A Special  Dinner Event

featuring the whiskies of Gordon MacPhail 

with retiring managing director

Michael Urquhart

Monday, November 10th 7:00 PM

Grill 23,

161 Berkeley St., Boston

Reservations: 617 542 2255

AA Michael

Jonny McCormick described Michael best in the Whisky Advocate:

“Michael is impeccably well-mannered and gracious company, yet he commands instinctive, razor-sharp business acumen too: what better qualities to represent Scotland and Scotch whisky around the world? A Master of the Quaich, Michael is constantly traveling to the fifty or more markets they supply.

RECORDS
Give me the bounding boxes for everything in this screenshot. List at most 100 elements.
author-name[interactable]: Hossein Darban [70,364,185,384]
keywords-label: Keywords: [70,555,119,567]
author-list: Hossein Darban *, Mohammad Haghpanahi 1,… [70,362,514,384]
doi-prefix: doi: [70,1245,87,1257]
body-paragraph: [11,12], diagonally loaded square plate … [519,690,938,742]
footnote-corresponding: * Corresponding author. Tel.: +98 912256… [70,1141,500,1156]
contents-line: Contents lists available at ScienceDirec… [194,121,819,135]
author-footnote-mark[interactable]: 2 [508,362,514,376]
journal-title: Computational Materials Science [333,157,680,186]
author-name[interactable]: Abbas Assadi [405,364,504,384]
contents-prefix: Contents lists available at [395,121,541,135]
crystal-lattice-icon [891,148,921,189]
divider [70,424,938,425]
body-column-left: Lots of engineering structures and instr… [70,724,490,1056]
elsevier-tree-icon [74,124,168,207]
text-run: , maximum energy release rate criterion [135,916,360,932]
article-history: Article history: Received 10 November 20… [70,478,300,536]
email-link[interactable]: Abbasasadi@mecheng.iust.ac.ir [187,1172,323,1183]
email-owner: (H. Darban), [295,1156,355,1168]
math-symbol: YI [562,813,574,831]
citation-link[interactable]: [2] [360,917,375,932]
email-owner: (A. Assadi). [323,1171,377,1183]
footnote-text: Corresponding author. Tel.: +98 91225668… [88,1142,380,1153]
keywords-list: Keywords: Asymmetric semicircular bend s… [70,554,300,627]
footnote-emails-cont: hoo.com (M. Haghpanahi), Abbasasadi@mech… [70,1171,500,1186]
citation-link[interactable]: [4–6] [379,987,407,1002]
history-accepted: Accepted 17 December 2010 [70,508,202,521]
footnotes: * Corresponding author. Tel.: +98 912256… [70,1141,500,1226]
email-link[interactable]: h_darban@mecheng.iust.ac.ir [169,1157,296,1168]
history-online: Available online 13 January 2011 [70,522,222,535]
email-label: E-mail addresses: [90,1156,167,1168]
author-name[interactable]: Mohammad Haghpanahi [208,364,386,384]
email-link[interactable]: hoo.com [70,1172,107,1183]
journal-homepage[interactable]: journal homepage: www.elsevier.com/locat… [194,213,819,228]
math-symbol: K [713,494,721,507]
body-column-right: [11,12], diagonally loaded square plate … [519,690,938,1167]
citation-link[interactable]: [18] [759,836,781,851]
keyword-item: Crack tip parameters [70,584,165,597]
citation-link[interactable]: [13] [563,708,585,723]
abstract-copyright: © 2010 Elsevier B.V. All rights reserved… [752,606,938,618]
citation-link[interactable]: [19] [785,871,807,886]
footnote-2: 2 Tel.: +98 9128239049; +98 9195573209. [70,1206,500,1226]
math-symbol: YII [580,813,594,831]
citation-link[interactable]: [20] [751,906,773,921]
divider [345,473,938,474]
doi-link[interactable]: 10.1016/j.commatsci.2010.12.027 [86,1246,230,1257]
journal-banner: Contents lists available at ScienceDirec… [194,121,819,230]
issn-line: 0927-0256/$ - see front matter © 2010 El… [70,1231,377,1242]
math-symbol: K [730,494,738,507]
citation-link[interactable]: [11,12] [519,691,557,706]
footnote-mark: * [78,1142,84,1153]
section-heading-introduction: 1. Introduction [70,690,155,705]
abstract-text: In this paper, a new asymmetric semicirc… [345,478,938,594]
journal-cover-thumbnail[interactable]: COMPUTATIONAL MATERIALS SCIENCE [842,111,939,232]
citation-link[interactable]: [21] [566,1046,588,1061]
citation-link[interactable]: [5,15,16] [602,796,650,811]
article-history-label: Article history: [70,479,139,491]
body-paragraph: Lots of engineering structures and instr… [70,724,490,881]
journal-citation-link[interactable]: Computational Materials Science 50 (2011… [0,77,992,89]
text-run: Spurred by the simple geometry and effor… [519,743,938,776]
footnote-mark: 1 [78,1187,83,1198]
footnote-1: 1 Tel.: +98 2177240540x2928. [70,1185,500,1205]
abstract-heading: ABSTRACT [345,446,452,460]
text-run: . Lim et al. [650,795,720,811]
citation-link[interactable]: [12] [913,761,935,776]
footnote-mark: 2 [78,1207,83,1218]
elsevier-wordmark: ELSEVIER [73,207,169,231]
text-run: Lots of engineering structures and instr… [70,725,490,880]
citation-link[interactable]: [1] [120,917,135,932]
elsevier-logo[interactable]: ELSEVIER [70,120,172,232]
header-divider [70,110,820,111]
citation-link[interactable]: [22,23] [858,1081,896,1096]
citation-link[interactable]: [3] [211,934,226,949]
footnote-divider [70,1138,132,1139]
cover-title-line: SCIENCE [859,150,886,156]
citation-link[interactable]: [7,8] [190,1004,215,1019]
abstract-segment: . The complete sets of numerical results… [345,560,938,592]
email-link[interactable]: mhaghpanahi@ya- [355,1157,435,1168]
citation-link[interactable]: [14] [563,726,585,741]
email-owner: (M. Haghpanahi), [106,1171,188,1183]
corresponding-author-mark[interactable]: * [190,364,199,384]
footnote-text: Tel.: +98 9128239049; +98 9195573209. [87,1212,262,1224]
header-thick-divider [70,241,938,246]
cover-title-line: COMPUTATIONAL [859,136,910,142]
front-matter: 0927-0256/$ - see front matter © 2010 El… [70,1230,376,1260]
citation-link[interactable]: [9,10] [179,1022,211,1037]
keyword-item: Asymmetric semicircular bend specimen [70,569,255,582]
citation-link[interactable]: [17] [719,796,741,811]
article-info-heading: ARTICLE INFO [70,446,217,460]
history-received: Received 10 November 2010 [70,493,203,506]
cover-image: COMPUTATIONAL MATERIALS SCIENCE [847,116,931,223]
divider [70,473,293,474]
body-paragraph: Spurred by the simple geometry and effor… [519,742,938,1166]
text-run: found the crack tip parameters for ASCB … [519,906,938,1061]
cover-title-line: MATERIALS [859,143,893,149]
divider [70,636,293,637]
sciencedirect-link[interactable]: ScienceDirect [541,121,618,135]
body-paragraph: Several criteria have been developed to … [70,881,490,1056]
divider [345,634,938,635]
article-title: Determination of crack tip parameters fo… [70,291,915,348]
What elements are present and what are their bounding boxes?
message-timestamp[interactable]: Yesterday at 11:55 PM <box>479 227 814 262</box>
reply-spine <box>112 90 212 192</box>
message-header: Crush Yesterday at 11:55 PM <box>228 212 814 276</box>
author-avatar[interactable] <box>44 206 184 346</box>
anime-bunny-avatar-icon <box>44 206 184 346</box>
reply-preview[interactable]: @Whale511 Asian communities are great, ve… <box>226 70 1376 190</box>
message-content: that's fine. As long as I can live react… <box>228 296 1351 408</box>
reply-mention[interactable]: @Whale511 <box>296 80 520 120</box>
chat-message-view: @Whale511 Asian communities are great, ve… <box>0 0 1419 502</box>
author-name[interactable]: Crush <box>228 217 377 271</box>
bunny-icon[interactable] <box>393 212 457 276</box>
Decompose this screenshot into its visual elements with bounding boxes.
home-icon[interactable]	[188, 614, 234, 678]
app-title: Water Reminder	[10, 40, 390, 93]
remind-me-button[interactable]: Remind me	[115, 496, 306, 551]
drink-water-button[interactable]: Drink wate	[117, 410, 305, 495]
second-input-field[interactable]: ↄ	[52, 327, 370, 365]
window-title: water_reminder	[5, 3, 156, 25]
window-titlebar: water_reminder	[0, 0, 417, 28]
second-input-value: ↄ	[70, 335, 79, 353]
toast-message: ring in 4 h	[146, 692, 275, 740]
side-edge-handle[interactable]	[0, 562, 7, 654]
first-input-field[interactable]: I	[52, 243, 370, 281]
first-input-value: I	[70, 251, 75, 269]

THE TASKS
1. Set down everything in the whisky dinner announcement from "161 Berkeley St., Boston" down to "markets they supply.".
2. Rewrite everything from the start of the records down to the line containing "elsevier-tree-icon [74,124,168,207]" as a numbered list, leaving out any blank lines.
The announcement and the records have nothing to do with each other.

ANSWERS TO EACH TASK
1.
161 Berkeley St., Boston

Reservations: 617 542 2255

AA Michael

Jonny McCormick described Michael best in the Whisky Advocate:

“Michael is impeccably well-mannered and gracious company, yet he commands instinctive, razor-sharp business acumen too: what better qualities to represent Scotland and Scotch whisky around the world? A Master of the Quaich, Michael is constantly traveling to the fifty or more markets they supply.

2.
1. Give me the bounding boxes for everything in this screenshot. List at most 100 elements.
2. author-name[interactable]: Hossein Darban [70,364,185,384]
3. keywords-label: Keywords: [70,555,119,567]
4. author-list: Hossein Darban *, Mohammad Haghpanahi 1,… [70,362,514,384]
5. doi-prefix: doi: [70,1245,87,1257]
6. body-paragraph: [11,12], diagonally loaded square plate … [519,690,938,742]
7. footnote-corresponding: * Corresponding author. Tel.: +98 912256… [70,1141,500,1156]
8. contents-line: Contents lists available at ScienceDirec… [194,121,819,135]
9. author-footnote-mark[interactable]: 2 [508,362,514,376]
10. journal-title: Computational Materials Science [333,157,680,186]
11. author-name[interactable]: Abbas Assadi [405,364,504,384]
12. contents-prefix: Contents lists available at [395,121,541,135]
13. crystal-lattice-icon [891,148,921,189]
14. divider [70,424,938,425]
15. body-column-left: Lots of engineering structures and instr… [70,724,490,1056]
16. elsevier-tree-icon [74,124,168,207]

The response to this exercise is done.